GOAL:
Pull every line of the entries that has the word "ŚLĄSK".

SOURCE DATA:
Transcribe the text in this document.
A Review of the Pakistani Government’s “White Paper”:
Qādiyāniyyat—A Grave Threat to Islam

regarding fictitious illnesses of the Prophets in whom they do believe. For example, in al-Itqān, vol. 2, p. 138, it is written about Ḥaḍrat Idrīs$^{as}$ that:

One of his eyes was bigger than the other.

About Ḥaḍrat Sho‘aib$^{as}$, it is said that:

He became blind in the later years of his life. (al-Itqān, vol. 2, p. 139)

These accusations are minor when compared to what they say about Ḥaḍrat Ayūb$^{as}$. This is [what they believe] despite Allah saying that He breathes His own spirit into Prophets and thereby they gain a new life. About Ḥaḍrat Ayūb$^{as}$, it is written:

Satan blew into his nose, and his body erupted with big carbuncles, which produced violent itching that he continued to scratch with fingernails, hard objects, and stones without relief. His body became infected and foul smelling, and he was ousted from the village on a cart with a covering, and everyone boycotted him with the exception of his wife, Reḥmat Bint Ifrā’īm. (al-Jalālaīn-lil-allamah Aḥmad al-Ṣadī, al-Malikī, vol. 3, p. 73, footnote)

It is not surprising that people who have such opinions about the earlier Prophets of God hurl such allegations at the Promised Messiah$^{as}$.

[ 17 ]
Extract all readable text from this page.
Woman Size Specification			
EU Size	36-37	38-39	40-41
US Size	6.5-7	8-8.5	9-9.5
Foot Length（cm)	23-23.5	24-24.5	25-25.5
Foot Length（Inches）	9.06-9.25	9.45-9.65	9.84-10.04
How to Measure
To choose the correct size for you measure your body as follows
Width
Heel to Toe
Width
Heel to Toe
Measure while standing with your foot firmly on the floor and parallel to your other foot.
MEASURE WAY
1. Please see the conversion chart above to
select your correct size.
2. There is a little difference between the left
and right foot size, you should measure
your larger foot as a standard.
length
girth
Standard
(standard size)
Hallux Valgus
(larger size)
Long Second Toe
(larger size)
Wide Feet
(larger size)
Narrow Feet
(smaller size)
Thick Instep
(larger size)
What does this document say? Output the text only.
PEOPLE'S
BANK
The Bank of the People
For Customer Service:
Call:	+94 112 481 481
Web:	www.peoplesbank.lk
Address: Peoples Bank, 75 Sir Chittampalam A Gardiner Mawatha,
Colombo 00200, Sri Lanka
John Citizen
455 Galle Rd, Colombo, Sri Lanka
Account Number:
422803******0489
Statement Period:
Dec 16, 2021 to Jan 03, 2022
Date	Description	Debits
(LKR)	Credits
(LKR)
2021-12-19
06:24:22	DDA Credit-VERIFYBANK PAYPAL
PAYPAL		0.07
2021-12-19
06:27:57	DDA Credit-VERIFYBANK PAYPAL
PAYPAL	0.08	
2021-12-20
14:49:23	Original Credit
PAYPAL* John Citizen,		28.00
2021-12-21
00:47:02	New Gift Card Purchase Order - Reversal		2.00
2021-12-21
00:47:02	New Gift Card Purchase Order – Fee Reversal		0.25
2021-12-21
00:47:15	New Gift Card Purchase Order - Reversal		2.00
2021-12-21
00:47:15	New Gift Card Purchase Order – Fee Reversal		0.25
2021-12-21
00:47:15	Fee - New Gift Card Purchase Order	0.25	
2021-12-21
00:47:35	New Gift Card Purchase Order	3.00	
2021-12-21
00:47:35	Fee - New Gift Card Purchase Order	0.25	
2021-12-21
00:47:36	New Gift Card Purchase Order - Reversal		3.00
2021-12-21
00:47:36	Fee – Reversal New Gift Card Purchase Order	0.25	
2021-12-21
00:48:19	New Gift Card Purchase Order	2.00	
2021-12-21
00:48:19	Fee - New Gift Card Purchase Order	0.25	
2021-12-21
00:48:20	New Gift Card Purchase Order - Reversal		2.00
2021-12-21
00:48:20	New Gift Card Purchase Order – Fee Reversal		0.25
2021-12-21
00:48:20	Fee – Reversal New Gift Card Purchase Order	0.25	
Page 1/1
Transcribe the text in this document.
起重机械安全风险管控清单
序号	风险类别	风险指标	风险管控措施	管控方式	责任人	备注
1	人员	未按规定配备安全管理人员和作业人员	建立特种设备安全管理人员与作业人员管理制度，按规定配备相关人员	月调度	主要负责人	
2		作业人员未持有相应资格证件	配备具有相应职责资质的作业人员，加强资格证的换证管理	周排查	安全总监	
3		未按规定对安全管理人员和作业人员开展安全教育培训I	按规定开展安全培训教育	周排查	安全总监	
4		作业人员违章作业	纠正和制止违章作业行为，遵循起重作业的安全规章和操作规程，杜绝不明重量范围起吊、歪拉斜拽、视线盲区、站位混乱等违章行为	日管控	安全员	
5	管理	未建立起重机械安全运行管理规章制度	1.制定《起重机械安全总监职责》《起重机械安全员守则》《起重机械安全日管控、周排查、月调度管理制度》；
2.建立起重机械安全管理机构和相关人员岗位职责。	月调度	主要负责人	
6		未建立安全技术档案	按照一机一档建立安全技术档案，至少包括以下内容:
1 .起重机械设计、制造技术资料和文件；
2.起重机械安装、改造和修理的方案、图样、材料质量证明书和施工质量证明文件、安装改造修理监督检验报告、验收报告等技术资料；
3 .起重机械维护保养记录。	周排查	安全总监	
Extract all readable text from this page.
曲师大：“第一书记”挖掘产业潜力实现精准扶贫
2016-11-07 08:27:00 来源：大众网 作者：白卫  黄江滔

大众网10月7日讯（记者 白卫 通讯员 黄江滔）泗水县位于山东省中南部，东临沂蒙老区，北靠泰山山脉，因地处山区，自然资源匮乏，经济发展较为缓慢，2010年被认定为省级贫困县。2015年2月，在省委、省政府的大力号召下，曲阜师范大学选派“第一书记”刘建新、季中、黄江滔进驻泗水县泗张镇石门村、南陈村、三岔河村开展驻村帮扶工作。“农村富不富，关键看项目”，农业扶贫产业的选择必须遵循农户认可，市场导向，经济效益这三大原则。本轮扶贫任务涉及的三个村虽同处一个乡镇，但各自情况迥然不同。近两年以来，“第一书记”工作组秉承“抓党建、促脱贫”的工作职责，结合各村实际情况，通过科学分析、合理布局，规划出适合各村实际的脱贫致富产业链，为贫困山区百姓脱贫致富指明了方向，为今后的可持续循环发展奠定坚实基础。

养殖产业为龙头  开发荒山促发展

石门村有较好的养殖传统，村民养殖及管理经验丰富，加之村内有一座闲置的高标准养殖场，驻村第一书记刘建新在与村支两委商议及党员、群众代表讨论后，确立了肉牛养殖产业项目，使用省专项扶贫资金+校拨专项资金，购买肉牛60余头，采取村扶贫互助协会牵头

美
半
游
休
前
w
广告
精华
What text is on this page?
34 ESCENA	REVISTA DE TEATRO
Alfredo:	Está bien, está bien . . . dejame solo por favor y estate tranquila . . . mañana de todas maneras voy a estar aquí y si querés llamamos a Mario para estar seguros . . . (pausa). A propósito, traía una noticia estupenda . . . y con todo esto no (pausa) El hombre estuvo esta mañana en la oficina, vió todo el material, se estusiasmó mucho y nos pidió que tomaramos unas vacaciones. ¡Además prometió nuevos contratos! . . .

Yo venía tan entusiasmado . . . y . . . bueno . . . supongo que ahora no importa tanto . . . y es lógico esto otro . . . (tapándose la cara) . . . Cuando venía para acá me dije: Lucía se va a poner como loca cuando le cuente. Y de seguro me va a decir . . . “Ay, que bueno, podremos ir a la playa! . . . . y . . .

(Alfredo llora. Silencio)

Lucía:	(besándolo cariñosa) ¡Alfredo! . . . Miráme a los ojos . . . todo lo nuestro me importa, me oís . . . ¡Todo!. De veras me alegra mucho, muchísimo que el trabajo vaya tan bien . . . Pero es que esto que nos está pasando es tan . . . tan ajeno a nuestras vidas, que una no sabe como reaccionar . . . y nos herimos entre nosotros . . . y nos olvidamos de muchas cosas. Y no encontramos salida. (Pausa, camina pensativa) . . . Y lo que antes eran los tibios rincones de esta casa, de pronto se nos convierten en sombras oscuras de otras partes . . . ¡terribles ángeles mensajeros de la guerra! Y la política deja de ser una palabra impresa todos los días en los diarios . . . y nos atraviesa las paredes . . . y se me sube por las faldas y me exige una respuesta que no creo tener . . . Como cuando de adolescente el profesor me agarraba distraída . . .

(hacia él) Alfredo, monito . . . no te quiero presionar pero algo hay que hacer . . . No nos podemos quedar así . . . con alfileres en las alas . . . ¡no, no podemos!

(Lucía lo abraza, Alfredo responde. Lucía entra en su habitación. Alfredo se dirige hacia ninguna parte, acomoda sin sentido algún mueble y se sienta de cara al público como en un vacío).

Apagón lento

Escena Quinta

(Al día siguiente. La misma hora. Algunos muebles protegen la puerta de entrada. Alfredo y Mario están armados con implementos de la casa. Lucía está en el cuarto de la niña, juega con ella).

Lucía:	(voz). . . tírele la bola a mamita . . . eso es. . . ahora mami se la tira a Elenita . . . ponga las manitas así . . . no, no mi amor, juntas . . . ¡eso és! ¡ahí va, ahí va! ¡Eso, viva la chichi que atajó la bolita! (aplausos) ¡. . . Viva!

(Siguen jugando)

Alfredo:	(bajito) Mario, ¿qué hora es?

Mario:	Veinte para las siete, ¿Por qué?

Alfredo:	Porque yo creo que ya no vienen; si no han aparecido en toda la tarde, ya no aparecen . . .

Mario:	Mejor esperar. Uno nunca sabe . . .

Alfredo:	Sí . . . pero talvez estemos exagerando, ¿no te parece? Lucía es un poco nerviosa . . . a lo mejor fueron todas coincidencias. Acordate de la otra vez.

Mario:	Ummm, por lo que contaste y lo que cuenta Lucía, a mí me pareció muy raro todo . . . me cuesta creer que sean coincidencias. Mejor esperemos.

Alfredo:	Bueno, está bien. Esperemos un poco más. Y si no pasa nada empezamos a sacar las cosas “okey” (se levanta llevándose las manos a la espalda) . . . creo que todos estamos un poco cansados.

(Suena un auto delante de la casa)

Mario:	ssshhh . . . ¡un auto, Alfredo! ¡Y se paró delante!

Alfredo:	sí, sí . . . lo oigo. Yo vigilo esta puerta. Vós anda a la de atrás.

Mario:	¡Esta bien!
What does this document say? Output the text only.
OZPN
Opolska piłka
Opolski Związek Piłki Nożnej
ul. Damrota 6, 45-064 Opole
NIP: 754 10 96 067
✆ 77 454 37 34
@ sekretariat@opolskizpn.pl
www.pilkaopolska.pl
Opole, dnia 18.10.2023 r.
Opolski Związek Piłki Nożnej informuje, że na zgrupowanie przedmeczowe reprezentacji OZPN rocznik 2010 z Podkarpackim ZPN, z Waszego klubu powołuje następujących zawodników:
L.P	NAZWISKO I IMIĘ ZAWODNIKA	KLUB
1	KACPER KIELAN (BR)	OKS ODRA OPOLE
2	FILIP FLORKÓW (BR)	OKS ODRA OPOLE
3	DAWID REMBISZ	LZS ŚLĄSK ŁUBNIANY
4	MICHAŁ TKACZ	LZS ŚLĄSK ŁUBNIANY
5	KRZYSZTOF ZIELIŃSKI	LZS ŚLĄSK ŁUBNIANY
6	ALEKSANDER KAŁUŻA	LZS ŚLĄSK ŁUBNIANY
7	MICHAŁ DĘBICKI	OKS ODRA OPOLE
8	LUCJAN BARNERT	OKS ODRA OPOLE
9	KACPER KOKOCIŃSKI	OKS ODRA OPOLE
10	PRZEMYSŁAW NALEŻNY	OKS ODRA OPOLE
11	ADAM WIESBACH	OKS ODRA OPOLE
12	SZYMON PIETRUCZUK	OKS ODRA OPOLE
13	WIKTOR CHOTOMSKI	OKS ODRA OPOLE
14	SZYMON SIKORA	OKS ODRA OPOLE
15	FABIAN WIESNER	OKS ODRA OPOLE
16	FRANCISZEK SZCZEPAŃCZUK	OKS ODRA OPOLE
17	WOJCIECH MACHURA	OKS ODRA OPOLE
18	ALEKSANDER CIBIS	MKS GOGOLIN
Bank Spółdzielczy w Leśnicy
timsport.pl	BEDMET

FINAL RESULT:
3	DAWID REMBISZ	LZS ŚLĄSK ŁUBNIANY
4	MICHAŁ TKACZ	LZS ŚLĄSK ŁUBNIANY
5	KRZYSZTOF ZIELIŃSKI	LZS ŚLĄSK ŁUBNIANY
6	ALEKSANDER KAŁUŻA	LZS ŚLĄSK ŁUBNIANY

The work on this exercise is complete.